(The exercise): Show every line of the data below that contains the word "профилактики", copying each one in full.

====

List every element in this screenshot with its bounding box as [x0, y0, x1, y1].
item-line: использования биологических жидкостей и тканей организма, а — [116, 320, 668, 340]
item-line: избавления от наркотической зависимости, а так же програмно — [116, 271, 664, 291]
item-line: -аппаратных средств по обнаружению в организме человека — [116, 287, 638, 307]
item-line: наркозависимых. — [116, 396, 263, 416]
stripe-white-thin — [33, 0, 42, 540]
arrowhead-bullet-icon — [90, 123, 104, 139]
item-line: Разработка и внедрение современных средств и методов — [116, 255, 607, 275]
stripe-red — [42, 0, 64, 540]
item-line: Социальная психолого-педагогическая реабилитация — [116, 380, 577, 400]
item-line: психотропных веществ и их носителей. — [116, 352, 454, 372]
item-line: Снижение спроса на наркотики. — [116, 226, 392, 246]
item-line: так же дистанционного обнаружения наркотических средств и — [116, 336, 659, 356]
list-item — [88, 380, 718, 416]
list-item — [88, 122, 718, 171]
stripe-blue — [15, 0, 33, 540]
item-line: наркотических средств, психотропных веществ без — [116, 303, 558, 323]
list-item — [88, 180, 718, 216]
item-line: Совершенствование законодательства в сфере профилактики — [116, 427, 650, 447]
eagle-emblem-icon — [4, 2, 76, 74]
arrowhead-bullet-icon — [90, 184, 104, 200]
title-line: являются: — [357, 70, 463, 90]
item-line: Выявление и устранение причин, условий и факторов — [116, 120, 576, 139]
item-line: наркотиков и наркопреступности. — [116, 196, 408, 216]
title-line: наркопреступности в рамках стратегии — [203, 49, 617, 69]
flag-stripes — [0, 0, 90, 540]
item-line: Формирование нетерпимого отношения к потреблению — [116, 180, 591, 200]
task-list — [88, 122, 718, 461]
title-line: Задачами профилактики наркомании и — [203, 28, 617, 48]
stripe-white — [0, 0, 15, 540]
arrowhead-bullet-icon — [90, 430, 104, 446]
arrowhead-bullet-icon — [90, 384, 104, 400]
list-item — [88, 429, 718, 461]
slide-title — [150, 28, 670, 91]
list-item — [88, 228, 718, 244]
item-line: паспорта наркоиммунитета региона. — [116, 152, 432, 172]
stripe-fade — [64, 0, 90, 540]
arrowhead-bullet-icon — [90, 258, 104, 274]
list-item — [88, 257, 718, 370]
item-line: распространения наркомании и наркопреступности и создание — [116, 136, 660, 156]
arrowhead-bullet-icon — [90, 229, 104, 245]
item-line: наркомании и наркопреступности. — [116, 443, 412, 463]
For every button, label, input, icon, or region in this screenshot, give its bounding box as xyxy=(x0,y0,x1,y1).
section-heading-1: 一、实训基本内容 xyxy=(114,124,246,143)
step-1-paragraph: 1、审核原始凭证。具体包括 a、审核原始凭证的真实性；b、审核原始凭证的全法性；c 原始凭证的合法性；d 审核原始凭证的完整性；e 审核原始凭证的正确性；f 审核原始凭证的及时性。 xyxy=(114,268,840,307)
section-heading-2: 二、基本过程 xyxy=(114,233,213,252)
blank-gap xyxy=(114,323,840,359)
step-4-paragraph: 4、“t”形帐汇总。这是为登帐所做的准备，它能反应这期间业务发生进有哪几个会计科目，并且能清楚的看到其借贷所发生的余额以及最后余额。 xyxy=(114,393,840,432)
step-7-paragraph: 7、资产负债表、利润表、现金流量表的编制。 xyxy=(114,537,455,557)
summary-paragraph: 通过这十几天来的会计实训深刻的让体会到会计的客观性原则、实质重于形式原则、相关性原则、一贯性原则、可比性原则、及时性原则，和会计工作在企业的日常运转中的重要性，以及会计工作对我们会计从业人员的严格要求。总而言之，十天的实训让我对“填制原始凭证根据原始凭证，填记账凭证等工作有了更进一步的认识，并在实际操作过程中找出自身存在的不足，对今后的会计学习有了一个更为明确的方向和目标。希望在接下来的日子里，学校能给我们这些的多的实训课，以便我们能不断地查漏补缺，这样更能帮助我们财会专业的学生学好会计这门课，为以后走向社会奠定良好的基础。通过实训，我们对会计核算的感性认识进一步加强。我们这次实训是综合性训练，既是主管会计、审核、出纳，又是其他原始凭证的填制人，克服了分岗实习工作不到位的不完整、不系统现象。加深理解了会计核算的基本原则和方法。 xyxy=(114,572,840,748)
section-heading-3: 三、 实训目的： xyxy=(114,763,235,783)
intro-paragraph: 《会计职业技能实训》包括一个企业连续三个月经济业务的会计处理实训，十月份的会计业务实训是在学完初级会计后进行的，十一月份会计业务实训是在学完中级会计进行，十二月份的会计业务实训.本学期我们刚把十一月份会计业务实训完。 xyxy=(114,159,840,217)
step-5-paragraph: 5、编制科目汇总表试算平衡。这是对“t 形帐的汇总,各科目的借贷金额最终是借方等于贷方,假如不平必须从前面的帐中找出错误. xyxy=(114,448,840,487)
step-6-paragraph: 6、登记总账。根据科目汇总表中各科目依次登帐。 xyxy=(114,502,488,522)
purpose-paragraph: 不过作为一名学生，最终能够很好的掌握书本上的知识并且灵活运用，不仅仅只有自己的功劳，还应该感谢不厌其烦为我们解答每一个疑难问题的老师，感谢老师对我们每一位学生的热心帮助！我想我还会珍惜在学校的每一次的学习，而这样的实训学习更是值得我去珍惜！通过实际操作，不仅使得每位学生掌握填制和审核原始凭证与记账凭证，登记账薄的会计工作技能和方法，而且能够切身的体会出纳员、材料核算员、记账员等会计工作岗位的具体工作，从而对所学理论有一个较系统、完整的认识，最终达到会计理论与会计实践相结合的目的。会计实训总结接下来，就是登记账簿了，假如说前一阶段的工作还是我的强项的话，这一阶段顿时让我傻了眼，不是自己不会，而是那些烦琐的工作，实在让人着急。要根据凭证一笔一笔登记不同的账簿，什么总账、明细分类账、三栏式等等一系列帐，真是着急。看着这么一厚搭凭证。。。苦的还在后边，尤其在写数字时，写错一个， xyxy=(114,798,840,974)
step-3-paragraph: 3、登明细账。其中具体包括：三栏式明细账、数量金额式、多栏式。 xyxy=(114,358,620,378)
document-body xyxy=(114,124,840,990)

====

(Exercise result):
item-line: Совершенствование законодательства в сфере профилактики — [116, 427, 650, 447]
title-line: Задачами профилактики наркомании и — [203, 28, 617, 48]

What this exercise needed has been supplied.